/---

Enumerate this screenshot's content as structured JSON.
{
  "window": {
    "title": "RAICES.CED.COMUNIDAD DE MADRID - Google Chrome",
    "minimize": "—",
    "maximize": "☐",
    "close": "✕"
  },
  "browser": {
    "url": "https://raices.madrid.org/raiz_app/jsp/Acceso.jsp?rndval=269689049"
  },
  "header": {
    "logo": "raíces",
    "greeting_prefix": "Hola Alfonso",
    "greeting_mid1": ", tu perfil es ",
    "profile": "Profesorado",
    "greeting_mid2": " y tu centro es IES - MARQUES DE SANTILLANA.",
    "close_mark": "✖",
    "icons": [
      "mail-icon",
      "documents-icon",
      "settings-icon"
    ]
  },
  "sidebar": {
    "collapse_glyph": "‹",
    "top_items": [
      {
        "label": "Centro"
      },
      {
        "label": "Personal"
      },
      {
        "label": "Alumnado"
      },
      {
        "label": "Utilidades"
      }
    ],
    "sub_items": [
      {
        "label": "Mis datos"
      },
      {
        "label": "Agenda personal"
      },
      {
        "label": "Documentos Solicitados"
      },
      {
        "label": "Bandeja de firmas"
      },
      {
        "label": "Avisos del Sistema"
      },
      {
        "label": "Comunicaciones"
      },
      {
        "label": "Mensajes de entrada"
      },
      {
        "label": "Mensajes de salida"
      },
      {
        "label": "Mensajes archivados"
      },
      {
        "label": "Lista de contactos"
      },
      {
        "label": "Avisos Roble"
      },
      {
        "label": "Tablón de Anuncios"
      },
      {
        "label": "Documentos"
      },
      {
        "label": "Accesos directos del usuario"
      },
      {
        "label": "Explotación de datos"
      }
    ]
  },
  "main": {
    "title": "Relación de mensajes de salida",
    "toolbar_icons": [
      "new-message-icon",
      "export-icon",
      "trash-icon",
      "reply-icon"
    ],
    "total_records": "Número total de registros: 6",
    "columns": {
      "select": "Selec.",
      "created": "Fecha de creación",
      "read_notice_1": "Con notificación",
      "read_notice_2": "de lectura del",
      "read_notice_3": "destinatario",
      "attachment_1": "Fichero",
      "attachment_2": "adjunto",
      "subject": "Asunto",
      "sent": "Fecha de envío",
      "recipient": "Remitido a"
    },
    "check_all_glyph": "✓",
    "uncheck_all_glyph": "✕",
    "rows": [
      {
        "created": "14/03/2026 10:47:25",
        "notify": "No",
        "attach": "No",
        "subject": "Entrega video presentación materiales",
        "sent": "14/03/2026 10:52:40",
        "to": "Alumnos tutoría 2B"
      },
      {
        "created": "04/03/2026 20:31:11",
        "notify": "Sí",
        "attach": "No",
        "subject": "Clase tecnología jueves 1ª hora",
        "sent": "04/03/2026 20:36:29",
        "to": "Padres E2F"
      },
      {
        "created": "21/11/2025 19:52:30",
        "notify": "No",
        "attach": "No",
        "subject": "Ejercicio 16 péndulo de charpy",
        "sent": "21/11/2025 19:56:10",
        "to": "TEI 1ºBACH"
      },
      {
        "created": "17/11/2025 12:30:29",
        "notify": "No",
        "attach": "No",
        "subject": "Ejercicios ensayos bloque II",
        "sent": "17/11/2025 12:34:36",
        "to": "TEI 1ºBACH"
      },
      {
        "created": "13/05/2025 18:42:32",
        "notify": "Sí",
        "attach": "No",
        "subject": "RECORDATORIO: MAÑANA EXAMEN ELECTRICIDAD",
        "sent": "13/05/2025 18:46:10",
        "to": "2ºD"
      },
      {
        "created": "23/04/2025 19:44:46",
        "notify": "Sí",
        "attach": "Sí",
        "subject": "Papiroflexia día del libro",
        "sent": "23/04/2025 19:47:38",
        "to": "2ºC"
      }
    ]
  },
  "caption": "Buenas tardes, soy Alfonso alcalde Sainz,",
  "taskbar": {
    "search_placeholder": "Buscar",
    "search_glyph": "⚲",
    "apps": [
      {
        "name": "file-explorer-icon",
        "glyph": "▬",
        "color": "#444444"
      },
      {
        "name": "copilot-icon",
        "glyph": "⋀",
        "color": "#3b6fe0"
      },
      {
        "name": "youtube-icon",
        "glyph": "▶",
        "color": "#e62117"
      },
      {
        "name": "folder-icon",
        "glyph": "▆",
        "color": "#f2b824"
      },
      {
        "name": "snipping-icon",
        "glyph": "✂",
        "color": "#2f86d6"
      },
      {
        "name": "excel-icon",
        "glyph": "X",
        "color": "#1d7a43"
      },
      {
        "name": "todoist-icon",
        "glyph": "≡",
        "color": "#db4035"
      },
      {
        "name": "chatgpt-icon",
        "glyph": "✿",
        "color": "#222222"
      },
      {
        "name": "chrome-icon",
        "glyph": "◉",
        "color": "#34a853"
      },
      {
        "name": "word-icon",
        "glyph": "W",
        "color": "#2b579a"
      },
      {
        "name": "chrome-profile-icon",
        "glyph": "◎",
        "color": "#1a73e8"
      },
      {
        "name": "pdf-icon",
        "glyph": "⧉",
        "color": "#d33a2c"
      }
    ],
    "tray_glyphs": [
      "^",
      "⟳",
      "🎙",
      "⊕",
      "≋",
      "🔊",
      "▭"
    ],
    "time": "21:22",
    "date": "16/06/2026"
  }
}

\---

**Brief**
The entries above must be returned exactly.

**Full output**
Enumerate this screenshot's content as structured JSON.
{
  "window": {
    "title": "RAICES.CED.COMUNIDAD DE MADRID - Google Chrome",
    "minimize": "—",
    "maximize": "☐",
    "close": "✕"
  },
  "browser": {
    "url": "https://raices.madrid.org/raiz_app/jsp/Acceso.jsp?rndval=269689049"
  },
  "header": {
    "logo": "raíces",
    "greeting_prefix": "Hola Alfonso",
    "greeting_mid1": ", tu perfil es ",
    "profile": "Profesorado",
    "greeting_mid2": " y tu centro es IES - MARQUES DE SANTILLANA.",
    "close_mark": "✖",
    "icons": [
      "mail-icon",
      "documents-icon",
      "settings-icon"
    ]
  },
  "sidebar": {
    "collapse_glyph": "‹",
    "top_items": [
      {
        "label": "Centro"
      },
      {
        "label": "Personal"
      },
      {
        "label": "Alumnado"
      },
      {
        "label": "Utilidades"
      }
    ],
    "sub_items": [
      {
        "label": "Mis datos"
      },
      {
        "label": "Agenda personal"
      },
      {
        "label": "Documentos Solicitados"
      },
      {
        "label": "Bandeja de firmas"
      },
      {
        "label": "Avisos del Sistema"
      },
      {
        "label": "Comunicaciones"
      },
      {
        "label": "Mensajes de entrada"
      },
      {
        "label": "Mensajes de salida"
      },
      {
        "label": "Mensajes archivados"
      },
      {
        "label": "Lista de contactos"
      },
      {
        "label": "Avisos Roble"
      },
      {
        "label": "Tablón de Anuncios"
      },
      {
        "label": "Documentos"
      },
      {
        "label": "Accesos directos del usuario"
      },
      {
        "label": "Explotación de datos"
      }
    ]
  },
  "main": {
    "title": "Relación de mensajes de salida",
    "toolbar_icons": [
      "new-message-icon",
      "export-icon",
      "trash-icon",
      "reply-icon"
    ],
    "total_records": "Número total de registros: 6",
    "columns": {
      "select": "Selec.",
      "created": "Fecha de creación",
      "read_notice_1": "Con notificación",
      "read_notice_2": "de lectura del",
      "read_notice_3": "destinatario",
      "attachment_1": "Fichero",
      "attachment_2": "adjunto",
      "subject": "Asunto",
      "sent": "Fecha de envío",
      "recipient": "Remitido a"
    },
    "check_all_glyph": "✓",
    "uncheck_all_glyph": "✕",
    "rows": [
      {
        "created": "14/03/2026 10:47:25",
        "notify": "No",
        "attach": "No",
        "subject": "Entrega video presentación materiales",
        "sent": "14/03/2026 10:52:40",
        "to": "Alumnos tutoría 2B"
      },
      {
        "created": "04/03/2026 20:31:11",
        "notify": "Sí",
        "attach": "No",
        "subject": "Clase tecnología jueves 1ª hora",
        "sent": "04/03/2026 20:36:29",
        "to": "Padres E2F"
      },
      {
        "created": "21/11/2025 19:52:30",
        "notify": "No",
        "attach": "No",
        "subject": "Ejercicio 16 péndulo de charpy",
        "sent": "21/11/2025 19:56:10",
        "to": "TEI 1ºBACH"
      },
      {
        "created": "17/11/2025 12:30:29",
        "notify": "No",
        "attach": "No",
        "subject": "Ejercicios ensayos bloque II",
        "sent": "17/11/2025 12:34:36",
        "to": "TEI 1ºBACH"
      },
      {
        "created": "13/05/2025 18:42:32",
        "notify": "Sí",
        "attach": "No",
        "subject": "RECORDATORIO: MAÑANA EXAMEN ELECTRICIDAD",
        "sent": "13/05/2025 18:46:10",
        "to": "2ºD"
      },
      {
        "created": "23/04/2025 19:44:46",
        "notify": "Sí",
        "attach": "Sí",
        "subject": "Papiroflexia día del libro",
        "sent": "23/04/2025 19:47:38",
        "to": "2ºC"
      }
    ]
  },
  "caption": "Buenas tardes, soy Alfonso alcalde Sainz,",
  "taskbar": {
    "search_placeholder": "Buscar",
    "search_glyph": "⚲",
    "apps": [
      {
        "name": "file-explorer-icon",
        "glyph": "▬",
        "color": "#444444"
      },
      {
        "name": "copilot-icon",
        "glyph": "⋀",
        "color": "#3b6fe0"
      },
      {
        "name": "youtube-icon",
        "glyph": "▶",
        "color": "#e62117"
      },
      {
        "name": "folder-icon",
        "glyph": "▆",
        "color": "#f2b824"
      },
      {
        "name": "snipping-icon",
        "glyph": "✂",
        "color": "#2f86d6"
      },
      {
        "name": "excel-icon",
        "glyph": "X",
        "color": "#1d7a43"
      },
      {
        "name": "todoist-icon",
        "glyph": "≡",
        "color": "#db4035"
      },
      {
        "name": "chatgpt-icon",
        "glyph": "✿",
        "color": "#222222"
      },
      {
        "name": "chrome-icon",
        "glyph": "◉",
        "color": "#34a853"
      },
      {
        "name": "word-icon",
        "glyph": "W",
        "color": "#2b579a"
      },
      {
        "name": "chrome-profile-icon",
        "glyph": "◎",
        "color": "#1a73e8"
      },
      {
        "name": "pdf-icon",
        "glyph": "⧉",
        "color": "#d33a2c"
      }
    ],
    "tray_glyphs": [
      "^",
      "⟳",
      "🎙",
      "⊕",
      "≋",
      "🔊",
      "▭"
    ],
    "time": "21:22",
    "date": "16/06/2026"
  }
}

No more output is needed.